Mark Johnston [Fri, 19 Feb 2021 22:08:34 +0000 (17:08 -0500)]
iflib: Fix detach of pseudo interfaces
In commit 38bfc6dee33b we added an IFDI_DETACH() call to
iflib_pseudo_deregister() since it looked like it was missing. One is
present in the error-handling path of iflib_pseudo_register(). However,
the detach actually comes from the DEVICE_DETACH() method for the
above-mentioned device_t, so now we're calling IFDI_DETACH() twice when
destroying a pseudo interface.
Fix the problem by not calling IFDI_DETACH() from the device detach
routine. This way we can ensure that iflib de-initialization always
happens in a consistent order. It also ensures that you can't do silly
things like "devctl detach <pseudo ifnet>", which would previously
detach the driver without tearing down the corresponding ifnet.
PR: 253541
Reviewed by: erj
Fixes: 38bfc6dee33b
Sponsored by: The FreeBSD Foundation
Differential Revision: https://reviews.freebsd.org/D28774
Mitchell Horne [Thu, 28 Jan 2021 17:49:47 +0000 (13:49 -0400)]
arm64: extend struct db_reg to include watchpoint registers
The motivation is to provide access to these registers from userspace
via ptrace(2) requests PT_GETDBREGS and PT_SETDBREGS.
This change breaks the ABI of these particular requests, but is
justified by the fact that the intended consumers (debuggers) have not
been taught to use them yet. Making this change now enables active
upstream work on lldb to begin using this interface, and take advantage
of the hardware debugging registers available on the platform.
PR: 252860
Reported by: Michał Górny (mgorny@gentoo.org)
Reviewed by: andrew, markj (earlier version)
Tested by: Michał Górny (mgorny@gentoo.org)
Sponsored by: The FreeBSD Foundation
Mitchell Horne [Fri, 5 Feb 2021 21:46:48 +0000 (17:46 -0400)]
arm64: handle watchpoint exceptions from EL0
This is a prerequisite to allowing the use of hardware watchpoints for
userspace debuggers.
This is also a slight departure from the x86 behaviour, since `si_addr`
returns the data address that triggered the watchpoint, not the
address of the instruction that was executed. Otherwise, there is no
straightforward way for the application to determine which watchpoint
was triggered. Make a note of this in the siginfo(3) man page.
Reviewed by: jhb, markj (earlier version)
Tested by: Michał Górny (mgorny@gentoo.org)
Sponsored by: The FreeBSD Foundation
Mitchell Horne [Tue, 9 Feb 2021 18:29:38 +0000 (14:29 -0400)]
arm64: validate breakpoint registers
In particular, we want to disallow setting breakpoints on kernel
addresses from userspace. The control register fields are validated or
ignored as appropriate.
Reviewed by: markj
Sponsored by: The FreeBSD Foundation
Kyle Evans [Wed, 20 Jan 2021 17:53:05 +0000 (11:53 -0600)]
504ebd612ec: kern: sonewconn: set so_options before pru_attach()

> Material provided

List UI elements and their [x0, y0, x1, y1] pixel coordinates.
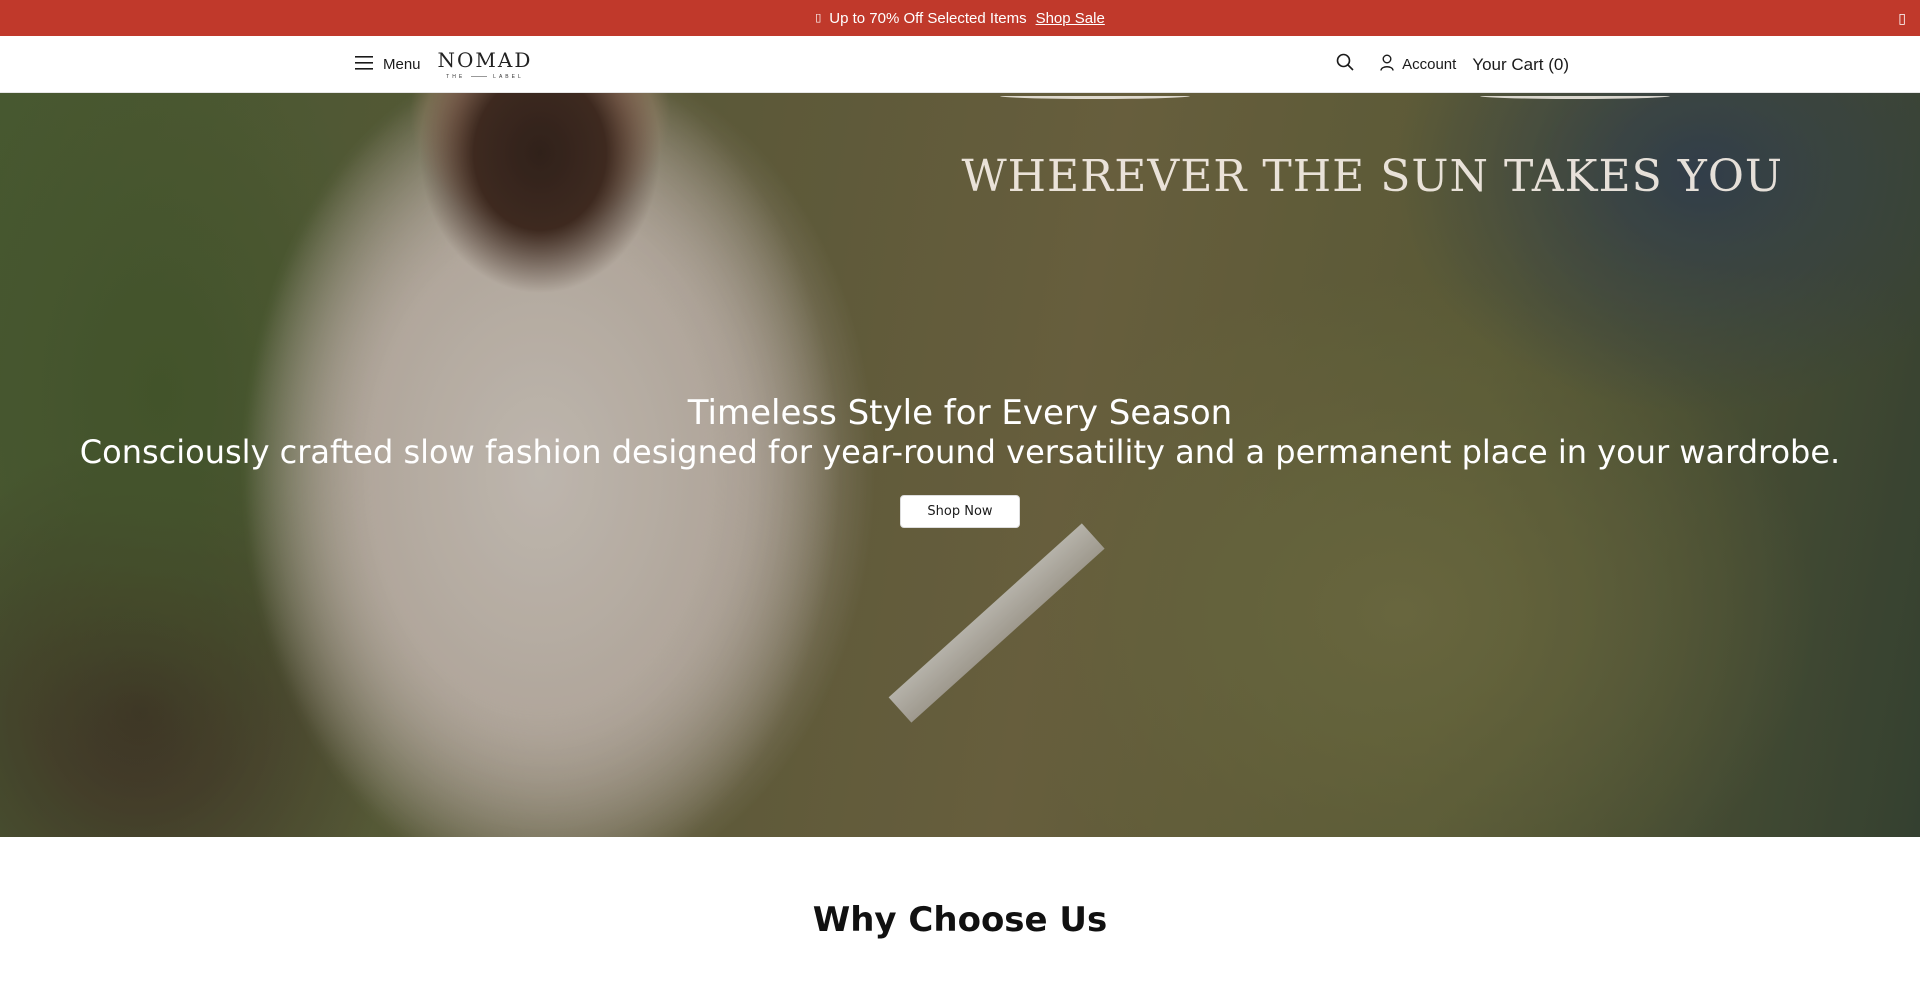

> What the task asks
In the commit log, what address does `si_addr` return when a watchpoint exception is handled on arm64?

> Result below
It returns the data address that triggered the watchpoint, not the address of the instruction that was executed.